# start of Exercise material
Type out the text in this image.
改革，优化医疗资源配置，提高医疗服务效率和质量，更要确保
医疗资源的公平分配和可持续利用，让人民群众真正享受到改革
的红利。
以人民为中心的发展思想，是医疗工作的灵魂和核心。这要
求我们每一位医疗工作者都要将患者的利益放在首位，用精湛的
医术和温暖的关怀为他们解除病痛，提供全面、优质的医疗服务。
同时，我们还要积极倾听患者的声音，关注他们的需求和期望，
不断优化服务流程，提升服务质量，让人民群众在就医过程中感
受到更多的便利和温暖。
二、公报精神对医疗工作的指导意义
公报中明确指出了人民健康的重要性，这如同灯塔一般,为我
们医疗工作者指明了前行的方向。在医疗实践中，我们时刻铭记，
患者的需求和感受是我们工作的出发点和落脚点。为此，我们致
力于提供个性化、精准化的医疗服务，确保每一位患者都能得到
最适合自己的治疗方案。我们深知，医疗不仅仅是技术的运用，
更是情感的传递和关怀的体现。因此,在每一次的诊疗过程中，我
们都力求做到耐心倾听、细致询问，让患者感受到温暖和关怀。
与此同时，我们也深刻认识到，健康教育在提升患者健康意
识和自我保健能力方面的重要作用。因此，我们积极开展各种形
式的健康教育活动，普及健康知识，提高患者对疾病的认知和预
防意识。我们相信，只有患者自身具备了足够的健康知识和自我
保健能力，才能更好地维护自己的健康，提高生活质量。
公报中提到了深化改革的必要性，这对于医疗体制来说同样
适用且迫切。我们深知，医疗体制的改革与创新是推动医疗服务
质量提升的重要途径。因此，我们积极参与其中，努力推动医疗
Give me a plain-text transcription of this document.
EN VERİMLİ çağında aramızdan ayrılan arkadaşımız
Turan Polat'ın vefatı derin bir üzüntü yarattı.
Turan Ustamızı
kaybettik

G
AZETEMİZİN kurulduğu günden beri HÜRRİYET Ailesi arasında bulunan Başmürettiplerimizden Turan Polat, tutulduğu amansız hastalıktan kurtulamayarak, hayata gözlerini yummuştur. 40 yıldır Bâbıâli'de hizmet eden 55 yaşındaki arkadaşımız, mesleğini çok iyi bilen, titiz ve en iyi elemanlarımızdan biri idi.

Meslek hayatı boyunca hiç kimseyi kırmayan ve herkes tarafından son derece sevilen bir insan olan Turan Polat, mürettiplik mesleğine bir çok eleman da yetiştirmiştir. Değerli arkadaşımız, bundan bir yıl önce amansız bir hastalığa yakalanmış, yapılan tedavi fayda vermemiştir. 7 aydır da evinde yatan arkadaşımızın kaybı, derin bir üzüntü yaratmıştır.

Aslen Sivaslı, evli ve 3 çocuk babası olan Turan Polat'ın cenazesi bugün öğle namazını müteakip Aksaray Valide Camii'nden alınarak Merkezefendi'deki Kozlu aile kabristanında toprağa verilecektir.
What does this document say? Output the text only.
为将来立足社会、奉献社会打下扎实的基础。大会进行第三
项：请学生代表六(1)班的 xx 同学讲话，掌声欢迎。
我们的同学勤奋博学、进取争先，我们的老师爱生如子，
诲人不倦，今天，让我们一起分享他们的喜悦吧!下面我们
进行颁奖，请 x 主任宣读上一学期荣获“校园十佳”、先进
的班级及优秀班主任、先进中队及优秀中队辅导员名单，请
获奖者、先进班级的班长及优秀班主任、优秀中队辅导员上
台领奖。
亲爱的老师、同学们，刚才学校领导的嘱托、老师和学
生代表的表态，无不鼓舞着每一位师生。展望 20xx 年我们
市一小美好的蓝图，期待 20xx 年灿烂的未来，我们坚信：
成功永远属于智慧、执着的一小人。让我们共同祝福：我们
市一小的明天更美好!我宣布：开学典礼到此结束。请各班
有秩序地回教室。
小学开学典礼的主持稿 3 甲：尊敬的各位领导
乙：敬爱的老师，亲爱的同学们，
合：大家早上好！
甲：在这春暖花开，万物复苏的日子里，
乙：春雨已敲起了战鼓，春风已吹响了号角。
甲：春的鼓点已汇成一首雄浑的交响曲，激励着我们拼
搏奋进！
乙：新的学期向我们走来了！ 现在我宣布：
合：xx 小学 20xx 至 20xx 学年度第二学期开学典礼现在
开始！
# end of Exercise material
Task requirements
Exactly as written, please output every entry.

Result
Type out the text in this image.
改革，优化医疗资源配置，提高医疗服务效率和质量，更要确保
医疗资源的公平分配和可持续利用，让人民群众真正享受到改革
的红利。
以人民为中心的发展思想，是医疗工作的灵魂和核心。这要
求我们每一位医疗工作者都要将患者的利益放在首位，用精湛的
医术和温暖的关怀为他们解除病痛，提供全面、优质的医疗服务。
同时，我们还要积极倾听患者的声音，关注他们的需求和期望，
不断优化服务流程，提升服务质量，让人民群众在就医过程中感
受到更多的便利和温暖。
二、公报精神对医疗工作的指导意义
公报中明确指出了人民健康的重要性，这如同灯塔一般,为我
们医疗工作者指明了前行的方向。在医疗实践中，我们时刻铭记，
患者的需求和感受是我们工作的出发点和落脚点。为此，我们致
力于提供个性化、精准化的医疗服务，确保每一位患者都能得到
最适合自己的治疗方案。我们深知，医疗不仅仅是技术的运用，
更是情感的传递和关怀的体现。因此,在每一次的诊疗过程中，我
们都力求做到耐心倾听、细致询问，让患者感受到温暖和关怀。
与此同时，我们也深刻认识到，健康教育在提升患者健康意
识和自我保健能力方面的重要作用。因此，我们积极开展各种形
式的健康教育活动，普及健康知识，提高患者对疾病的认知和预
防意识。我们相信，只有患者自身具备了足够的健康知识和自我
保健能力，才能更好地维护自己的健康，提高生活质量。
公报中提到了深化改革的必要性，这对于医疗体制来说同样
适用且迫切。我们深知，医疗体制的改革与创新是推动医疗服务
质量提升的重要途径。因此，我们积极参与其中，努力推动医疗
Give me a plain-text transcription of this document.
EN VERİMLİ çağında aramızdan ayrılan arkadaşımız
Turan Polat'ın vefatı derin bir üzüntü yarattı.
Turan Ustamızı
kaybettik

G
AZETEMİZİN kurulduğu günden beri HÜRRİYET Ailesi arasında bulunan Başmürettiplerimizden Turan Polat, tutulduğu amansız hastalıktan kurtulamayarak, hayata gözlerini yummuştur. 40 yıldır Bâbıâli'de hizmet eden 55 yaşındaki arkadaşımız, mesleğini çok iyi bilen, titiz ve en iyi elemanlarımızdan biri idi.

Meslek hayatı boyunca hiç kimseyi kırmayan ve herkes tarafından son derece sevilen bir insan olan Turan Polat, mürettiplik mesleğine bir çok eleman da yetiştirmiştir. Değerli arkadaşımız, bundan bir yıl önce amansız bir hastalığa yakalanmış, yapılan tedavi fayda vermemiştir. 7 aydır da evinde yatan arkadaşımızın kaybı, derin bir üzüntü yaratmıştır.

Aslen Sivaslı, evli ve 3 çocuk babası olan Turan Polat'ın cenazesi bugün öğle namazını müteakip Aksaray Valide Camii'nden alınarak Merkezefendi'deki Kozlu aile kabristanında toprağa verilecektir.
What does this document say? Output the text only.
为将来立足社会、奉献社会打下扎实的基础。大会进行第三
项：请学生代表六(1)班的 xx 同学讲话，掌声欢迎。
我们的同学勤奋博学、进取争先，我们的老师爱生如子，
诲人不倦，今天，让我们一起分享他们的喜悦吧!下面我们
进行颁奖，请 x 主任宣读上一学期荣获“校园十佳”、先进
的班级及优秀班主任、先进中队及优秀中队辅导员名单，请
获奖者、先进班级的班长及优秀班主任、优秀中队辅导员上
台领奖。
亲爱的老师、同学们，刚才学校领导的嘱托、老师和学
生代表的表态，无不鼓舞着每一位师生。展望 20xx 年我们
市一小美好的蓝图，期待 20xx 年灿烂的未来，我们坚信：
成功永远属于智慧、执着的一小人。让我们共同祝福：我们
市一小的明天更美好!我宣布：开学典礼到此结束。请各班
有秩序地回教室。
小学开学典礼的主持稿 3 甲：尊敬的各位领导
乙：敬爱的老师，亲爱的同学们，
合：大家早上好！
甲：在这春暖花开，万物复苏的日子里，
乙：春雨已敲起了战鼓，春风已吹响了号角。
甲：春的鼓点已汇成一首雄浑的交响曲，激励着我们拼
搏奋进！
乙：新的学期向我们走来了！ 现在我宣布：
合：xx 小学 20xx 至 20xx 学年度第二学期开学典礼现在
开始！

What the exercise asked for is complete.